**Task instructions**
Could you output each line of the data that follows exactly?

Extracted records
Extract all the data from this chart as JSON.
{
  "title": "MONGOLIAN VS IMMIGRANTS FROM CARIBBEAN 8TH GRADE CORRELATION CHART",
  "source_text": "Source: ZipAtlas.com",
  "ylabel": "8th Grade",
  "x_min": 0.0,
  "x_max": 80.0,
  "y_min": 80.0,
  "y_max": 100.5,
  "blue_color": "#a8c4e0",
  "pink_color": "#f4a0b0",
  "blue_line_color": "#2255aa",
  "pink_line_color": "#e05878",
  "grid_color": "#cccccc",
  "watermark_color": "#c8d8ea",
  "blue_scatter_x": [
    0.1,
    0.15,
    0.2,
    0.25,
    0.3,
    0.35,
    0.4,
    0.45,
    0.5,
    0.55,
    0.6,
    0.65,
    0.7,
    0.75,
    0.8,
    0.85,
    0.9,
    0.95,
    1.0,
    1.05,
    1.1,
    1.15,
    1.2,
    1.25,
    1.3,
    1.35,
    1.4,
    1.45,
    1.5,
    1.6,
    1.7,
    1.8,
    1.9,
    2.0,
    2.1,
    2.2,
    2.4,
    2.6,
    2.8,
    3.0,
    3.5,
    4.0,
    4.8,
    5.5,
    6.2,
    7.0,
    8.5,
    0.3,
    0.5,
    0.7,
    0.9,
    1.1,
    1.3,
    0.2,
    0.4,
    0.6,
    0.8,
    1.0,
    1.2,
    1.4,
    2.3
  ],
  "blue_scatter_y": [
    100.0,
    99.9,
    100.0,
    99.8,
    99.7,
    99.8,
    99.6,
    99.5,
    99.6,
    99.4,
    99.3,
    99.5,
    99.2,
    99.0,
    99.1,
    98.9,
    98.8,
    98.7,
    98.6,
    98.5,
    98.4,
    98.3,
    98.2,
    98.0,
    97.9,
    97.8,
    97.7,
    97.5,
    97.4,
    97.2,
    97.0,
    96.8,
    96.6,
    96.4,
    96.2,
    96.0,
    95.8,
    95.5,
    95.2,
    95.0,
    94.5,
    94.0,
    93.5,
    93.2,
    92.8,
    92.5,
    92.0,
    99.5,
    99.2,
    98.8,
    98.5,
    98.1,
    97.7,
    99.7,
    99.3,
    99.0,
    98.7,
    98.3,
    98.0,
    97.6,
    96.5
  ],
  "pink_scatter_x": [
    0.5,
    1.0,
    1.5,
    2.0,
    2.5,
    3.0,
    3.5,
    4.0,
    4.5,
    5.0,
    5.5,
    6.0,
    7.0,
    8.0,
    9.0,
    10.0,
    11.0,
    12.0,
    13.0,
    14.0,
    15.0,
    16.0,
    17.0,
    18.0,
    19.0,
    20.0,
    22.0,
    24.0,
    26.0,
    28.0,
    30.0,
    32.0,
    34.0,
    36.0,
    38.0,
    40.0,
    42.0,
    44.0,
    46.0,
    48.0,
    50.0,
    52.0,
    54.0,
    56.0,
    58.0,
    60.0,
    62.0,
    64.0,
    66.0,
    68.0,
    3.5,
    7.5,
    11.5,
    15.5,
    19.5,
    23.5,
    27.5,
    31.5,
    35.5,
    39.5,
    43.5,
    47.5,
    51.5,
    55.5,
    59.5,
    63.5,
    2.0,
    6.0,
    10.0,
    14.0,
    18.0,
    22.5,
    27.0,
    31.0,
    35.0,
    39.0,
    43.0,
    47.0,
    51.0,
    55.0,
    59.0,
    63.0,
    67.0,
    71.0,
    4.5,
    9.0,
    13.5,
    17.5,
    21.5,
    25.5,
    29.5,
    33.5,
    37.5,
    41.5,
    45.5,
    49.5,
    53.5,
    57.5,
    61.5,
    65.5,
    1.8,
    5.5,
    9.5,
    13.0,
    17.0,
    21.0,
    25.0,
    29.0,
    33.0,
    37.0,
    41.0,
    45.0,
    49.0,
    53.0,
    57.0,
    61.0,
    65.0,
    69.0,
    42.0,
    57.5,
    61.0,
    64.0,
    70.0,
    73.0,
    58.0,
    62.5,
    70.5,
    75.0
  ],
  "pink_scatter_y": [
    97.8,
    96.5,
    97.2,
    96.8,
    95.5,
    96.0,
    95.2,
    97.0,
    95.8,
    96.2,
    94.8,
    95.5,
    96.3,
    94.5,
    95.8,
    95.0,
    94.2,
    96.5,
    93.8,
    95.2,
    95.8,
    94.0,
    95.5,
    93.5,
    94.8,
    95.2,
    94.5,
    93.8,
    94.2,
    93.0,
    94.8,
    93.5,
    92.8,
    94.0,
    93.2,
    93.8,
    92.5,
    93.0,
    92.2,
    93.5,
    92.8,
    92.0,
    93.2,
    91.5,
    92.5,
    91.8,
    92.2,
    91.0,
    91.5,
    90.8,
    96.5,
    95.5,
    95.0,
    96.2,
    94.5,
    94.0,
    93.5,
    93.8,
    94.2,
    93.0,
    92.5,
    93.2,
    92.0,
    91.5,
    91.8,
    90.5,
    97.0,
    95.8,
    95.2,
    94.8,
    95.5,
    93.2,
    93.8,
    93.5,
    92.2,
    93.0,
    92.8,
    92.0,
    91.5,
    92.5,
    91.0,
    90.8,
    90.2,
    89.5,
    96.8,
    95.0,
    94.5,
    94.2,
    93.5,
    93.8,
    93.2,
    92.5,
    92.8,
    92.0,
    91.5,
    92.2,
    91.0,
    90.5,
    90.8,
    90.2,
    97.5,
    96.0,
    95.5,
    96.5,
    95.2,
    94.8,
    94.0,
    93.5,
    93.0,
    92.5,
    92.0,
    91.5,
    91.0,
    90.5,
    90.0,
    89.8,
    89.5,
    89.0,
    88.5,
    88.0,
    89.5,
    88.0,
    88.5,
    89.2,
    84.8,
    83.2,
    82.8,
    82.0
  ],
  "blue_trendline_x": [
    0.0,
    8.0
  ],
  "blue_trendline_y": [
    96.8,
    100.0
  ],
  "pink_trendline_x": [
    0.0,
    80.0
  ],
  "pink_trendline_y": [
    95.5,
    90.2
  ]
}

**Task solution**
Extract all the data from this chart as JSON.
{
  "title": "MONGOLIAN VS IMMIGRANTS FROM CARIBBEAN 8TH GRADE CORRELATION CHART",
  "source_text": "Source: ZipAtlas.com",
  "ylabel": "8th Grade",
  "x_min": 0.0,
  "x_max": 80.0,
  "y_min": 80.0,
  "y_max": 100.5,
  "blue_color": "#a8c4e0",
  "pink_color": "#f4a0b0",
  "blue_line_color": "#2255aa",
  "pink_line_color": "#e05878",
  "grid_color": "#cccccc",
  "watermark_color": "#c8d8ea",
  "blue_scatter_x": [
    0.1,
    0.15,
    0.2,
    0.25,
    0.3,
    0.35,
    0.4,
    0.45,
    0.5,
    0.55,
    0.6,
    0.65,
    0.7,
    0.75,
    0.8,
    0.85,
    0.9,
    0.95,
    1.0,
    1.05,
    1.1,
    1.15,
    1.2,
    1.25,
    1.3,
    1.35,
    1.4,
    1.45,
    1.5,
    1.6,
    1.7,
    1.8,
    1.9,
    2.0,
    2.1,
    2.2,
    2.4,
    2.6,
    2.8,
    3.0,
    3.5,
    4.0,
    4.8,
    5.5,
    6.2,
    7.0,
    8.5,
    0.3,
    0.5,
    0.7,
    0.9,
    1.1,
    1.3,
    0.2,
    0.4,
    0.6,
    0.8,
    1.0,
    1.2,
    1.4,
    2.3
  ],
  "blue_scatter_y": [
    100.0,
    99.9,
    100.0,
    99.8,
    99.7,
    99.8,
    99.6,
    99.5,
    99.6,
    99.4,
    99.3,
    99.5,
    99.2,
    99.0,
    99.1,
    98.9,
    98.8,
    98.7,
    98.6,
    98.5,
    98.4,
    98.3,
    98.2,
    98.0,
    97.9,
    97.8,
    97.7,
    97.5,
    97.4,
    97.2,
    97.0,
    96.8,
    96.6,
    96.4,
    96.2,
    96.0,
    95.8,
    95.5,
    95.2,
    95.0,
    94.5,
    94.0,
    93.5,
    93.2,
    92.8,
    92.5,
    92.0,
    99.5,
    99.2,
    98.8,
    98.5,
    98.1,
    97.7,
    99.7,
    99.3,
    99.0,
    98.7,
    98.3,
    98.0,
    97.6,
    96.5
  ],
  "pink_scatter_x": [
    0.5,
    1.0,
    1.5,
    2.0,
    2.5,
    3.0,
    3.5,
    4.0,
    4.5,
    5.0,
    5.5,
    6.0,
    7.0,
    8.0,
    9.0,
    10.0,
    11.0,
    12.0,
    13.0,
    14.0,
    15.0,
    16.0,
    17.0,
    18.0,
    19.0,
    20.0,
    22.0,
    24.0,
    26.0,
    28.0,
    30.0,
    32.0,
    34.0,
    36.0,
    38.0,
    40.0,
    42.0,
    44.0,
    46.0,
    48.0,
    50.0,
    52.0,
    54.0,
    56.0,
    58.0,
    60.0,
    62.0,
    64.0,
    66.0,
    68.0,
    3.5,
    7.5,
    11.5,
    15.5,
    19.5,
    23.5,
    27.5,
    31.5,
    35.5,
    39.5,
    43.5,
    47.5,
    51.5,
    55.5,
    59.5,
    63.5,
    2.0,
    6.0,
    10.0,
    14.0,
    18.0,
    22.5,
    27.0,
    31.0,
    35.0,
    39.0,
    43.0,
    47.0,
    51.0,
    55.0,
    59.0,
    63.0,
    67.0,
    71.0,
    4.5,
    9.0,
    13.5,
    17.5,
    21.5,
    25.5,
    29.5,
    33.5,
    37.5,
    41.5,
    45.5,
    49.5,
    53.5,
    57.5,
    61.5,
    65.5,
    1.8,
    5.5,
    9.5,
    13.0,
    17.0,
    21.0,
    25.0,
    29.0,
    33.0,
    37.0,
    41.0,
    45.0,
    49.0,
    53.0,
    57.0,
    61.0,
    65.0,
    69.0,
    42.0,
    57.5,
    61.0,
    64.0,
    70.0,
    73.0,
    58.0,
    62.5,
    70.5,
    75.0
  ],
  "pink_scatter_y": [
    97.8,
    96.5,
    97.2,
    96.8,
    95.5,
    96.0,
    95.2,
    97.0,
    95.8,
    96.2,
    94.8,
    95.5,
    96.3,
    94.5,
    95.8,
    95.0,
    94.2,
    96.5,
    93.8,
    95.2,
    95.8,
    94.0,
    95.5,
    93.5,
    94.8,
    95.2,
    94.5,
    93.8,
    94.2,
    93.0,
    94.8,
    93.5,
    92.8,
    94.0,
    93.2,
    93.8,
    92.5,
    93.0,
    92.2,
    93.5,
    92.8,
    92.0,
    93.2,
    91.5,
    92.5,
    91.8,
    92.2,
    91.0,
    91.5,
    90.8,
    96.5,
    95.5,
    95.0,
    96.2,
    94.5,
    94.0,
    93.5,
    93.8,
    94.2,
    93.0,
    92.5,
    93.2,
    92.0,
    91.5,
    91.8,
    90.5,
    97.0,
    95.8,
    95.2,
    94.8,
    95.5,
    93.2,
    93.8,
    93.5,
    92.2,
    93.0,
    92.8,
    92.0,
    91.5,
    92.5,
    91.0,
    90.8,
    90.2,
    89.5,
    96.8,
    95.0,
    94.5,
    94.2,
    93.5,
    93.8,
    93.2,
    92.5,
    92.8,
    92.0,
    91.5,
    92.2,
    91.0,
    90.5,
    90.8,
    90.2,
    97.5,
    96.0,
    95.5,
    96.5,
    95.2,
    94.8,
    94.0,
    93.5,
    93.0,
    92.5,
    92.0,
    91.5,
    91.0,
    90.5,
    90.0,
    89.8,
    89.5,
    89.0,
    88.5,
    88.0,
    89.5,
    88.0,
    88.5,
    89.2,
    84.8,
    83.2,
    82.8,
    82.0
  ],
  "blue_trendline_x": [
    0.0,
    8.0
  ],
  "blue_trendline_y": [
    96.8,
    100.0
  ],
  "pink_trendline_x": [
    0.0,
    80.0
  ],
  "pink_trendline_y": [
    95.5,
    90.2
  ]
}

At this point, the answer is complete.